> _To be done_: Sift the listing for lines that hold the string "molestiae" and pull them out.

> _Material shown_:

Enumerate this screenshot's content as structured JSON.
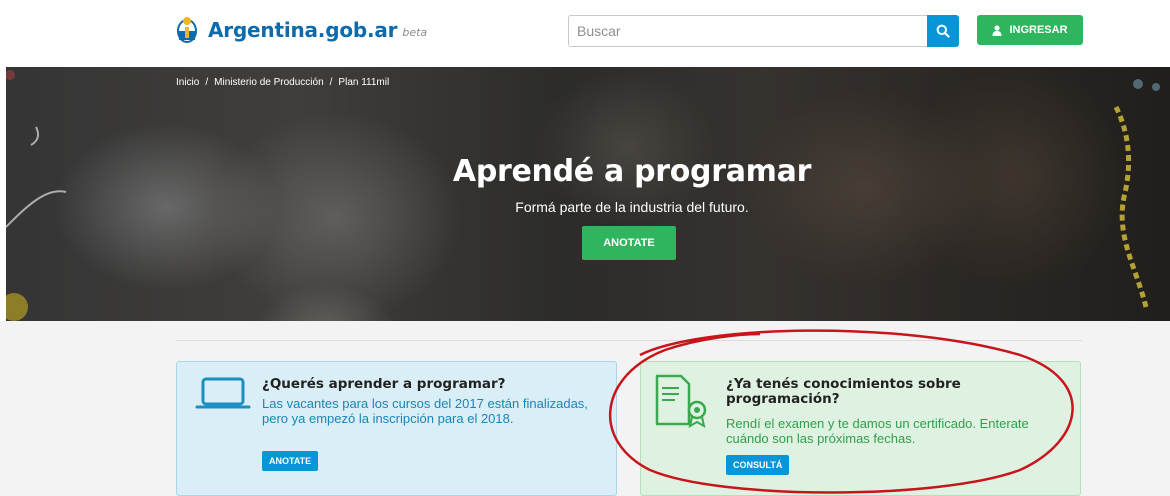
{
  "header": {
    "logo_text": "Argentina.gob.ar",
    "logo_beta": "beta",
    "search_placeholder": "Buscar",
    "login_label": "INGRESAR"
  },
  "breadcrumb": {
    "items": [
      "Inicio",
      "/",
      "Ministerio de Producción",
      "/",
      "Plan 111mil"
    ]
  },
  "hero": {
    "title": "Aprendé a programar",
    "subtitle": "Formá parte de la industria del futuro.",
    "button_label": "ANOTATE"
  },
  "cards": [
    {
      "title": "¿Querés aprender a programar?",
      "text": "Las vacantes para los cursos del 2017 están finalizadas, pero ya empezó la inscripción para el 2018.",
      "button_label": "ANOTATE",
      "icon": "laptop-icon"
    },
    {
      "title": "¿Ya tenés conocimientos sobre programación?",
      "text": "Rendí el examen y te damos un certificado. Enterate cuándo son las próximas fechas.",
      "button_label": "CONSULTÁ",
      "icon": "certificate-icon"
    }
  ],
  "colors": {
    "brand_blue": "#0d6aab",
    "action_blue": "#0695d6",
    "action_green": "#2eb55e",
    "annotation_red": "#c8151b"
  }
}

* * *

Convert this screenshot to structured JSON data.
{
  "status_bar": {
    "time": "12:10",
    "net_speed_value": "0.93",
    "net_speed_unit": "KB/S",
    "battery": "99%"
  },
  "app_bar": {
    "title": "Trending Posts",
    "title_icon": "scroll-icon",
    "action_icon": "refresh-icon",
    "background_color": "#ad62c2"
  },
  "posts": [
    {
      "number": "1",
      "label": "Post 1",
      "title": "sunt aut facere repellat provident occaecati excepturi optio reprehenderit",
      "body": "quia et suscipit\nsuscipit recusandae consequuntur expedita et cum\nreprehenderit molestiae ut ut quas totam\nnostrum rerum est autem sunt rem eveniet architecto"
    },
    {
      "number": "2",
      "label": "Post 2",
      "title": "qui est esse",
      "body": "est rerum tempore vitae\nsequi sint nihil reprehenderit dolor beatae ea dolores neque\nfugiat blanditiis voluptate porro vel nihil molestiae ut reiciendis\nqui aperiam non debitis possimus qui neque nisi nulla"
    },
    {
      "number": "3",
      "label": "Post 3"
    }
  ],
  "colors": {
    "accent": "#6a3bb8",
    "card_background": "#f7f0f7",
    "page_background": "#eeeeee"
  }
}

* * *

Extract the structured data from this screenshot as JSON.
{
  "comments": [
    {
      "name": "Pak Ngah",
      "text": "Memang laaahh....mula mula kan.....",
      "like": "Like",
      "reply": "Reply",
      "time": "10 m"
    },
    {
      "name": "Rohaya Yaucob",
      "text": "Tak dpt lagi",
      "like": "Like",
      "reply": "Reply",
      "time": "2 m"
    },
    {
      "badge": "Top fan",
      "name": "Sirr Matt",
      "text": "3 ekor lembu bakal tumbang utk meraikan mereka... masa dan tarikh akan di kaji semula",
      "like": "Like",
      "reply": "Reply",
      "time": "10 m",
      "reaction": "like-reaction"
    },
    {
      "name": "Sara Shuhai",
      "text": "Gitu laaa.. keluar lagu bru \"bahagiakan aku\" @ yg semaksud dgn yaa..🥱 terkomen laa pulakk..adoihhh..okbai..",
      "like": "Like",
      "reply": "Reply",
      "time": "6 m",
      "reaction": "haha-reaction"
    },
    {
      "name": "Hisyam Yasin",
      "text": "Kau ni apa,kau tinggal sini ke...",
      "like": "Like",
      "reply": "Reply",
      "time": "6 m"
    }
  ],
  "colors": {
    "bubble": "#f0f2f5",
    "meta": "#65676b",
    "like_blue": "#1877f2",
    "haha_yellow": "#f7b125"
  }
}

> _Answer for the task_:
      "body": "quia et suscipit\nsuscipit recusandae consequuntur expedita et cum\nreprehenderit molestiae ut ut quas totam\nnostrum rerum est autem sunt rem eveniet architecto"
      "body": "est rerum tempore vitae\nsequi sint nihil reprehenderit dolor beatae ea dolores neque\nfugiat blanditiis voluptate porro vel nihil molestiae ut reiciendis\nqui aperiam non debitis possimus qui neque nisi nulla"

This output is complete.